■ Exercise: Each line containing the word "JSON" should be found and copied.

Data listing
_ _ _ _ _
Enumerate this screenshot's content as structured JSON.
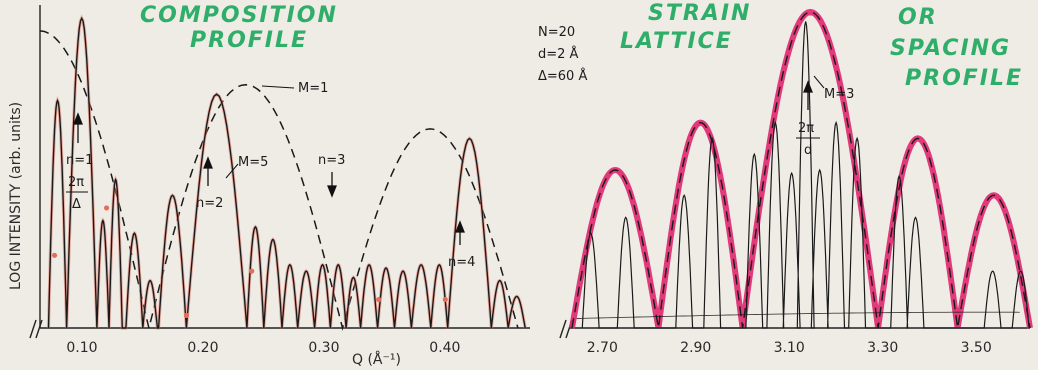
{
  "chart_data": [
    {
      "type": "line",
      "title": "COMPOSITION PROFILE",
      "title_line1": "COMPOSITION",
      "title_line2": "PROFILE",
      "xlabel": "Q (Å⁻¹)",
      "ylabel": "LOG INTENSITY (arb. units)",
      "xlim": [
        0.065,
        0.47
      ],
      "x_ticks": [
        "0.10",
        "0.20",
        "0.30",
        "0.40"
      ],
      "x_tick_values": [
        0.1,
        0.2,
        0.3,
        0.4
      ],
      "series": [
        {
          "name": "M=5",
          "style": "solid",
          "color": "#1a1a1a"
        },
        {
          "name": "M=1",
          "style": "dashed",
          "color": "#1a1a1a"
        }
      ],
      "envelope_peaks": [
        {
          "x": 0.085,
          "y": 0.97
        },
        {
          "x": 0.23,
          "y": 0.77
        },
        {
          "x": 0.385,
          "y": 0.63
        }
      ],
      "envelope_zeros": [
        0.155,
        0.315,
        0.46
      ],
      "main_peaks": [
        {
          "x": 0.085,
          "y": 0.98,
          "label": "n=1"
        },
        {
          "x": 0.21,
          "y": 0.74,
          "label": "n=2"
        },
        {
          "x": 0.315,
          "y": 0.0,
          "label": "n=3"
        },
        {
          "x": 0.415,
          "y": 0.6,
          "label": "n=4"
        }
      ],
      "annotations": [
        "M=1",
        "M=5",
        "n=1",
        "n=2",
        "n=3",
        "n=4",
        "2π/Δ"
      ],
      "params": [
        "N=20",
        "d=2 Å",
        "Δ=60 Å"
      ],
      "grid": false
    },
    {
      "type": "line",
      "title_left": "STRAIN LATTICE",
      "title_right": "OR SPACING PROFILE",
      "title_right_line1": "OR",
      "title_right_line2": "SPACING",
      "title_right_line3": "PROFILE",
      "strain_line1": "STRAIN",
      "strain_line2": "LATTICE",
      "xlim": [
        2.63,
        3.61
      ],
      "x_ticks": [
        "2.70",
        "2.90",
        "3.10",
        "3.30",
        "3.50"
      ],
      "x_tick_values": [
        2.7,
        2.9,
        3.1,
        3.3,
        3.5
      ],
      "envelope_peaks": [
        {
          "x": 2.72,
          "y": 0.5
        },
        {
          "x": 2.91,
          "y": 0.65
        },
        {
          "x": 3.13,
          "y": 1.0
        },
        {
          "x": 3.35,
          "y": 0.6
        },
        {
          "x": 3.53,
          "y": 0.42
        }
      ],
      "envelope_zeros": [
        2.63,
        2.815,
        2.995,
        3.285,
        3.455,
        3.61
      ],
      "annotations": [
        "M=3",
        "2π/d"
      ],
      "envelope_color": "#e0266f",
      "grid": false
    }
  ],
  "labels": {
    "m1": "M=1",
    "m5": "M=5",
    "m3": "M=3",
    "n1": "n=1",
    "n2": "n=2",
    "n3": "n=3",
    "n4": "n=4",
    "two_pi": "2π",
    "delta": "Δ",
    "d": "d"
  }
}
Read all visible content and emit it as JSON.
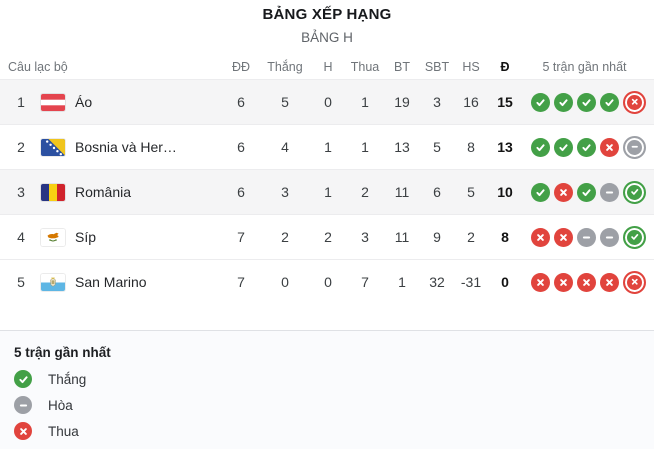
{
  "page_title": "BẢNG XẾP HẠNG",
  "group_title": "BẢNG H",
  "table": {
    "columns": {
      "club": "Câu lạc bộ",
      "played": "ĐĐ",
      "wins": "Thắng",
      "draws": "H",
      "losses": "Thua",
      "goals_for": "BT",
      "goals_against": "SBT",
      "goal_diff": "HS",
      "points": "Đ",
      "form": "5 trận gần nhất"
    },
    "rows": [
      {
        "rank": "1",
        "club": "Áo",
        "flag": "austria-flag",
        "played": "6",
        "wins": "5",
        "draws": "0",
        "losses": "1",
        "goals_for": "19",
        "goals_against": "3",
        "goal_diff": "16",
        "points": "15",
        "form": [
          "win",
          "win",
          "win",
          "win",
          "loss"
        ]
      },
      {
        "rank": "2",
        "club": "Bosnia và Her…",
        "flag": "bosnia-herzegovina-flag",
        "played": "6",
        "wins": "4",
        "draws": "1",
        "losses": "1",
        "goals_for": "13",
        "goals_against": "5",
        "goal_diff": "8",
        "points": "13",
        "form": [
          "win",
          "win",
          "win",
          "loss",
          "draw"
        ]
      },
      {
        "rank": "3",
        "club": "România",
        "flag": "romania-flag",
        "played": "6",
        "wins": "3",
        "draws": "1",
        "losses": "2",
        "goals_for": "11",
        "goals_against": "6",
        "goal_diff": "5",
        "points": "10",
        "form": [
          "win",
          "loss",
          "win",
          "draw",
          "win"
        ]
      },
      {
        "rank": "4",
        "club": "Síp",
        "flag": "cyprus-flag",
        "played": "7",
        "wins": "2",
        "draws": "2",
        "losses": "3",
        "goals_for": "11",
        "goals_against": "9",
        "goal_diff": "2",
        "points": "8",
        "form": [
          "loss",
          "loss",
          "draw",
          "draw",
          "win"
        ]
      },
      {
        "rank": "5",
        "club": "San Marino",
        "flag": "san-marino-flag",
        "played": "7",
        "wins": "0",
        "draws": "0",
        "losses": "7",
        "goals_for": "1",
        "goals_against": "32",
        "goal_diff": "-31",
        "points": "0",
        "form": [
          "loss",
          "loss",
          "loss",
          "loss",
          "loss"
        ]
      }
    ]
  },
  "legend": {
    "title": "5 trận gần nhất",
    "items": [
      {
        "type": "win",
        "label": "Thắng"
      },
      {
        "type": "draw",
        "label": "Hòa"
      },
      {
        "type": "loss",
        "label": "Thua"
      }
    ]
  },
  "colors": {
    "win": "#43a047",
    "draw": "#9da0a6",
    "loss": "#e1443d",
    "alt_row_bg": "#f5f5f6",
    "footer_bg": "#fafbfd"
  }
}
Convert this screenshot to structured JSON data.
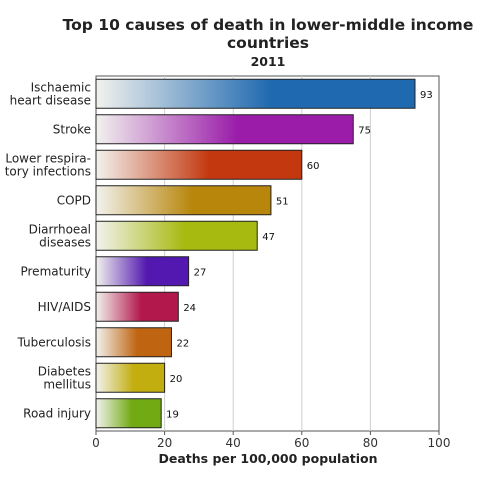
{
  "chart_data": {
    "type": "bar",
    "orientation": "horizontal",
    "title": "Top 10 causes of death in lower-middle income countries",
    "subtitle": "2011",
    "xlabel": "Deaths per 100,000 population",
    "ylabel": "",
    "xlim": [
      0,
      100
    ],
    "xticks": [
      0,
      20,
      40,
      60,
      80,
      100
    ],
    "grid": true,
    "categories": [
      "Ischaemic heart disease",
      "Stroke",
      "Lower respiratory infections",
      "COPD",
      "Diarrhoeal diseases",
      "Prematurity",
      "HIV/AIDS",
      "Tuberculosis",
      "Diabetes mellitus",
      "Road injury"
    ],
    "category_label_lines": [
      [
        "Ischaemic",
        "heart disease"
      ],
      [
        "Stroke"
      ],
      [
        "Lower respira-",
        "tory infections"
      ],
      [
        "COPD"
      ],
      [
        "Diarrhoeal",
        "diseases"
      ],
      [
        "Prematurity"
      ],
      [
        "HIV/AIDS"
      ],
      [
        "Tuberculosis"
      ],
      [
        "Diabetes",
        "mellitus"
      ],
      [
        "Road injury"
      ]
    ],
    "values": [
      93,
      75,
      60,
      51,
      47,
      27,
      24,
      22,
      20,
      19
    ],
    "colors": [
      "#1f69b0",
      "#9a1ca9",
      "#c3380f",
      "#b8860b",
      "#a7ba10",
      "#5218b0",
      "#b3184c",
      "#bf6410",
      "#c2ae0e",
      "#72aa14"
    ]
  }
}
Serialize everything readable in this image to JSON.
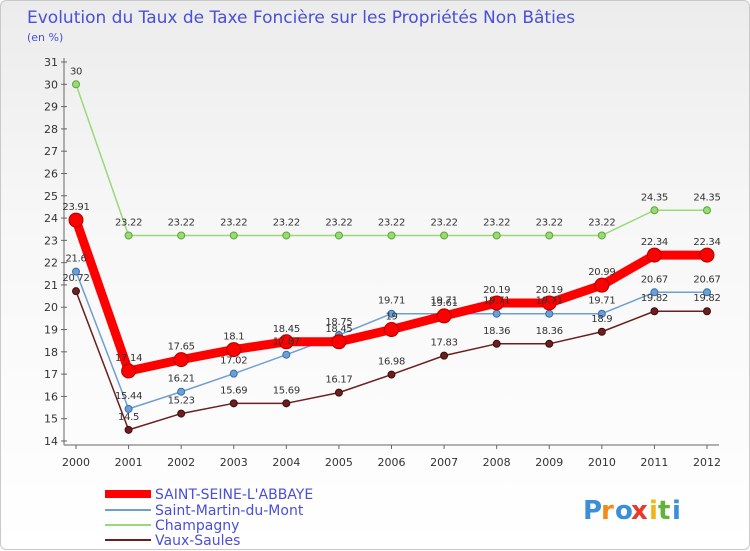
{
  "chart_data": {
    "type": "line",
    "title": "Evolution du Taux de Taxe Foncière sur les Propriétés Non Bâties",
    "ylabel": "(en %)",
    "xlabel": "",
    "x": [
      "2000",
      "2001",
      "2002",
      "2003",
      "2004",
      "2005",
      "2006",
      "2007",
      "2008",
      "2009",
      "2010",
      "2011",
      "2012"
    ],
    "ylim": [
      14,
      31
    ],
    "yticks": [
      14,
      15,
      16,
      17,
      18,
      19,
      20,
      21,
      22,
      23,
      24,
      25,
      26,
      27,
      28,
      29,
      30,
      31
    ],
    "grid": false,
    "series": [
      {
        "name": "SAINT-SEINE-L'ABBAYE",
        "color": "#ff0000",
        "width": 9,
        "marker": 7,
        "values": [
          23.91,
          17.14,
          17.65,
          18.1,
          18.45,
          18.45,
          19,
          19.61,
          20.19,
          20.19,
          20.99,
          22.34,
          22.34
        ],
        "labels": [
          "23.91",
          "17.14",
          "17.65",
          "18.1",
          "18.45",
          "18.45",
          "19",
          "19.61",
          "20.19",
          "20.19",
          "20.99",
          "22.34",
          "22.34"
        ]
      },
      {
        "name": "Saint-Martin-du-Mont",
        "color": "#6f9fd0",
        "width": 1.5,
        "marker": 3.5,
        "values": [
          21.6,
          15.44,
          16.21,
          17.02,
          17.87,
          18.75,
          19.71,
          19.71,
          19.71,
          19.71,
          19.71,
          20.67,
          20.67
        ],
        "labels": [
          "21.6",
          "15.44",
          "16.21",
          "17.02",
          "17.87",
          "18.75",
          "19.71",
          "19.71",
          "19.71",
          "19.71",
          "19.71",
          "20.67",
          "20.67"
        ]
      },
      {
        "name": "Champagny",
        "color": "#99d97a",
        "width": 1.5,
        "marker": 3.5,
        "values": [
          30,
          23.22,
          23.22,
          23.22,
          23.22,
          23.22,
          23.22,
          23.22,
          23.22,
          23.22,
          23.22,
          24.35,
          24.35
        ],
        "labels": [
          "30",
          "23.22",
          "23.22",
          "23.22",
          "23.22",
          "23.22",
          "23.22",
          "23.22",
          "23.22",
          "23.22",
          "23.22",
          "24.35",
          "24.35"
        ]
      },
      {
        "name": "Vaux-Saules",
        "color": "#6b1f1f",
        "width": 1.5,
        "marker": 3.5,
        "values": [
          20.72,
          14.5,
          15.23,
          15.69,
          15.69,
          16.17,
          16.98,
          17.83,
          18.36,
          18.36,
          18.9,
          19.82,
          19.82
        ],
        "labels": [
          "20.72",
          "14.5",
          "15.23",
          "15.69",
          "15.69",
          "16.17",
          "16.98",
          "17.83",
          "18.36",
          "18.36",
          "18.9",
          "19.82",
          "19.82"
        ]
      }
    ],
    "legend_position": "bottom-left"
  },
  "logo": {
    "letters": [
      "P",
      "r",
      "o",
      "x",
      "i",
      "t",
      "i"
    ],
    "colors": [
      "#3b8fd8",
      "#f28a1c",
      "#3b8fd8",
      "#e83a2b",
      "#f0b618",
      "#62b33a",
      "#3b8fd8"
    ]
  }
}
_ _ _ _ _
■ Task result:
Enumerate this screenshot's content as structured JSON.
Read all visible content and emit it as JSON.
Convert this screenshot to structured JSON data.
Serialize everything readable in this image to JSON.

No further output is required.